• Supplied data:
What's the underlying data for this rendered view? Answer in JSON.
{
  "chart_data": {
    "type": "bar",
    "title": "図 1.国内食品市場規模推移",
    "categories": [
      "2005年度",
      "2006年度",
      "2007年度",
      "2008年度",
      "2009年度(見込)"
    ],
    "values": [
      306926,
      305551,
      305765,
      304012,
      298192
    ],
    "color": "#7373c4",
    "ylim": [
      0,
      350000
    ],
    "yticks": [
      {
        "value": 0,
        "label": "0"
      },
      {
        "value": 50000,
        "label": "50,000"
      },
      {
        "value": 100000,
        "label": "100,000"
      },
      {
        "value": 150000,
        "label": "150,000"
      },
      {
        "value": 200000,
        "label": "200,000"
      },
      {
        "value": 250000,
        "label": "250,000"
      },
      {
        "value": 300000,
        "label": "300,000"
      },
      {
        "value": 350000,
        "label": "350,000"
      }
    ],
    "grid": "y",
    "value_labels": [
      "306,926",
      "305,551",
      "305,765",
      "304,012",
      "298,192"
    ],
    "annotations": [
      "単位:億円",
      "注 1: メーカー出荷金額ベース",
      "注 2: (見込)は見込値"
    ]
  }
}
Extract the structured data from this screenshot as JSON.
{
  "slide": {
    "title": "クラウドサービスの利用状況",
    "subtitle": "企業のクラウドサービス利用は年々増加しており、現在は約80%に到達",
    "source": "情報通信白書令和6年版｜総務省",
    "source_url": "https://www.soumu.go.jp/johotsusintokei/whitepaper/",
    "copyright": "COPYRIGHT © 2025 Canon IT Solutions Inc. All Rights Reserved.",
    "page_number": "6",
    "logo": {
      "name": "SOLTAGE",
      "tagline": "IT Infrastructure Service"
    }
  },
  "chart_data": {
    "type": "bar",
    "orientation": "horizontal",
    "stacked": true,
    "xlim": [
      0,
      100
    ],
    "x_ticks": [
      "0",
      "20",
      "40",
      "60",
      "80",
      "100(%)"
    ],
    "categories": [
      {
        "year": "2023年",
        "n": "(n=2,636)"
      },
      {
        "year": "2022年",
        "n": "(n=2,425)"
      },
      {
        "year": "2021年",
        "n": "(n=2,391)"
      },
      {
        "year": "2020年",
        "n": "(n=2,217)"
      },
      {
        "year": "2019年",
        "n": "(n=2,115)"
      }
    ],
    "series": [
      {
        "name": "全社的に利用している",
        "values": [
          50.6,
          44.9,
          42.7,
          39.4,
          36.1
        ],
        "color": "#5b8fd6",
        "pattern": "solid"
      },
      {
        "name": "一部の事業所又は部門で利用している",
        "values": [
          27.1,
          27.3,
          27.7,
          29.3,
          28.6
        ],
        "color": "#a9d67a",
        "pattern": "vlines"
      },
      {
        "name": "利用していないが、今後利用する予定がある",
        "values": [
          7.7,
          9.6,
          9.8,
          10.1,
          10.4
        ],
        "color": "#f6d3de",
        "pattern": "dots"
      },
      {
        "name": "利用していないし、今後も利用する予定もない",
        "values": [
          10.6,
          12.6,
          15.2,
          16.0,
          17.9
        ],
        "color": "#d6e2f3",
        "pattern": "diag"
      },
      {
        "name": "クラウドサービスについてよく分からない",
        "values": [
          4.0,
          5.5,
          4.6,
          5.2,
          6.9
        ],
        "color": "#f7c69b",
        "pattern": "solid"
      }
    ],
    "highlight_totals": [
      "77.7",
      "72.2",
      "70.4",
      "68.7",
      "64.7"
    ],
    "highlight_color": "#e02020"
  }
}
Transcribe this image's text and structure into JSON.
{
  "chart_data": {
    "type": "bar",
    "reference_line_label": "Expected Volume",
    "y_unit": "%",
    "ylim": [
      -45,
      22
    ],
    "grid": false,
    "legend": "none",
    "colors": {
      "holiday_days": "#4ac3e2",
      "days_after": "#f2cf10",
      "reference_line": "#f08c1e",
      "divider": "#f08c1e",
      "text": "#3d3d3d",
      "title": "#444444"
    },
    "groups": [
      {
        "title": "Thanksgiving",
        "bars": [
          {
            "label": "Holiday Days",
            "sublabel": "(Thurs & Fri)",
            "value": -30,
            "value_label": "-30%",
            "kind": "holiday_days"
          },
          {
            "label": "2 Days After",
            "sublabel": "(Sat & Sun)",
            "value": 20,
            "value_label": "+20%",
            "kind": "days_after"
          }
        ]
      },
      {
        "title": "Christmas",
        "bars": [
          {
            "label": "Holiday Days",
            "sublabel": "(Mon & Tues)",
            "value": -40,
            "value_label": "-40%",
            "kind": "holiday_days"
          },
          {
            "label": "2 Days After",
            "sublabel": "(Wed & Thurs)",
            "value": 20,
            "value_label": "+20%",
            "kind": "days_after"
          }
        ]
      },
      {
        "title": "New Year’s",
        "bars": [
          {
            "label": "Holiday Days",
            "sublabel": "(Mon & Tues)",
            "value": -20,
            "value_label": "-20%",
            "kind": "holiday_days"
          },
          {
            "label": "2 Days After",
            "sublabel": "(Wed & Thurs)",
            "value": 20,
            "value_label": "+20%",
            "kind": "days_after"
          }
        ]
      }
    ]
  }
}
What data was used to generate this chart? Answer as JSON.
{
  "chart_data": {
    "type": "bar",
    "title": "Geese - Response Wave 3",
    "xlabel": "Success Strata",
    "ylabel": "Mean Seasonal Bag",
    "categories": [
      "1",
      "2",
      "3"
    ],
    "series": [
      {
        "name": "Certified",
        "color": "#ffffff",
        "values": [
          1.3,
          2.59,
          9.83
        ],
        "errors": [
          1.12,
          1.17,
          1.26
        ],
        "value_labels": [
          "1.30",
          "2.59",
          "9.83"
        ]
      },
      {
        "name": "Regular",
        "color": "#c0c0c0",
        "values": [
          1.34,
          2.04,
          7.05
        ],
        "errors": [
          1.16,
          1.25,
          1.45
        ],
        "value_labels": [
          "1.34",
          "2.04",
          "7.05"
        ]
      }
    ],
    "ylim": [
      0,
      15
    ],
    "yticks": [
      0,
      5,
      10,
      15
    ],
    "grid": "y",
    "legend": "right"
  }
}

• What is required: Please output the entire listing exactly as it stands.

• Written response:
What's the underlying data for this rendered view? Answer in JSON.
{
  "chart_data": {
    "type": "bar",
    "title": "図 1.国内食品市場規模推移",
    "categories": [
      "2005年度",
      "2006年度",
      "2007年度",
      "2008年度",
      "2009年度(見込)"
    ],
    "values": [
      306926,
      305551,
      305765,
      304012,
      298192
    ],
    "color": "#7373c4",
    "ylim": [
      0,
      350000
    ],
    "yticks": [
      {
        "value": 0,
        "label": "0"
      },
      {
        "value": 50000,
        "label": "50,000"
      },
      {
        "value": 100000,
        "label": "100,000"
      },
      {
        "value": 150000,
        "label": "150,000"
      },
      {
        "value": 200000,
        "label": "200,000"
      },
      {
        "value": 250000,
        "label": "250,000"
      },
      {
        "value": 300000,
        "label": "300,000"
      },
      {
        "value": 350000,
        "label": "350,000"
      }
    ],
    "grid": "y",
    "value_labels": [
      "306,926",
      "305,551",
      "305,765",
      "304,012",
      "298,192"
    ],
    "annotations": [
      "単位:億円",
      "注 1: メーカー出荷金額ベース",
      "注 2: (見込)は見込値"
    ]
  }
}
Extract the structured data from this screenshot as JSON.
{
  "slide": {
    "title": "クラウドサービスの利用状況",
    "subtitle": "企業のクラウドサービス利用は年々増加しており、現在は約80%に到達",
    "source": "情報通信白書令和6年版｜総務省",
    "source_url": "https://www.soumu.go.jp/johotsusintokei/whitepaper/",
    "copyright": "COPYRIGHT © 2025 Canon IT Solutions Inc. All Rights Reserved.",
    "page_number": "6",
    "logo": {
      "name": "SOLTAGE",
      "tagline": "IT Infrastructure Service"
    }
  },
  "chart_data": {
    "type": "bar",
    "orientation": "horizontal",
    "stacked": true,
    "xlim": [
      0,
      100
    ],
    "x_ticks": [
      "0",
      "20",
      "40",
      "60",
      "80",
      "100(%)"
    ],
    "categories": [
      {
        "year": "2023年",
        "n": "(n=2,636)"
      },
      {
        "year": "2022年",
        "n": "(n=2,425)"
      },
      {
        "year": "2021年",
        "n": "(n=2,391)"
      },
      {
        "year": "2020年",
        "n": "(n=2,217)"
      },
      {
        "year": "2019年",
        "n": "(n=2,115)"
      }
    ],
    "series": [
      {
        "name": "全社的に利用している",
        "values": [
          50.6,
          44.9,
          42.7,
          39.4,
          36.1
        ],
        "color": "#5b8fd6",
        "pattern": "solid"
      },
      {
        "name": "一部の事業所又は部門で利用している",
        "values": [
          27.1,
          27.3,
          27.7,
          29.3,
          28.6
        ],
        "color": "#a9d67a",
        "pattern": "vlines"
      },
      {
        "name": "利用していないが、今後利用する予定がある",
        "values": [
          7.7,
          9.6,
          9.8,
          10.1,
          10.4
        ],
        "color": "#f6d3de",
        "pattern": "dots"
      },
      {
        "name": "利用していないし、今後も利用する予定もない",
        "values": [
          10.6,
          12.6,
          15.2,
          16.0,
          17.9
        ],
        "color": "#d6e2f3",
        "pattern": "diag"
      },
      {
        "name": "クラウドサービスについてよく分からない",
        "values": [
          4.0,
          5.5,
          4.6,
          5.2,
          6.9
        ],
        "color": "#f7c69b",
        "pattern": "solid"
      }
    ],
    "highlight_totals": [
      "77.7",
      "72.2",
      "70.4",
      "68.7",
      "64.7"
    ],
    "highlight_color": "#e02020"
  }
}
Transcribe this image's text and structure into JSON.
{
  "chart_data": {
    "type": "bar",
    "reference_line_label": "Expected Volume",
    "y_unit": "%",
    "ylim": [
      -45,
      22
    ],
    "grid": false,
    "legend": "none",
    "colors": {
      "holiday_days": "#4ac3e2",
      "days_after": "#f2cf10",
      "reference_line": "#f08c1e",
      "divider": "#f08c1e",
      "text": "#3d3d3d",
      "title": "#444444"
    },
    "groups": [
      {
        "title": "Thanksgiving",
        "bars": [
          {
            "label": "Holiday Days",
            "sublabel": "(Thurs & Fri)",
            "value": -30,
            "value_label": "-30%",
            "kind": "holiday_days"
          },
          {
            "label": "2 Days After",
            "sublabel": "(Sat & Sun)",
            "value": 20,
            "value_label": "+20%",
            "kind": "days_after"
          }
        ]
      },
      {
        "title": "Christmas",
        "bars": [
          {
            "label": "Holiday Days",
            "sublabel": "(Mon & Tues)",
            "value": -40,
            "value_label": "-40%",
            "kind": "holiday_days"
          },
          {
            "label": "2 Days After",
            "sublabel": "(Wed & Thurs)",
            "value": 20,
            "value_label": "+20%",
            "kind": "days_after"
          }
        ]
      },
      {
        "title": "New Year’s",
        "bars": [
          {
            "label": "Holiday Days",
            "sublabel": "(Mon & Tues)",
            "value": -20,
            "value_label": "-20%",
            "kind": "holiday_days"
          },
          {
            "label": "2 Days After",
            "sublabel": "(Wed & Thurs)",
            "value": 20,
            "value_label": "+20%",
            "kind": "days_after"
          }
        ]
      }
    ]
  }
}
What data was used to generate this chart? Answer as JSON.
{
  "chart_data": {
    "type": "bar",
    "title": "Geese - Response Wave 3",
    "xlabel": "Success Strata",
    "ylabel": "Mean Seasonal Bag",
    "categories": [
      "1",
      "2",
      "3"
    ],
    "series": [
      {
        "name": "Certified",
        "color": "#ffffff",
        "values": [
          1.3,
          2.59,
          9.83
        ],
        "errors": [
          1.12,
          1.17,
          1.26
        ],
        "value_labels": [
          "1.30",
          "2.59",
          "9.83"
        ]
      },
      {
        "name": "Regular",
        "color": "#c0c0c0",
        "values": [
          1.34,
          2.04,
          7.05
        ],
        "errors": [
          1.16,
          1.25,
          1.45
        ],
        "value_labels": [
          "1.34",
          "2.04",
          "7.05"
        ]
      }
    ],
    "ylim": [
      0,
      15
    ],
    "yticks": [
      0,
      5,
      10,
      15
    ],
    "grid": "y",
    "legend": "right"
  }
}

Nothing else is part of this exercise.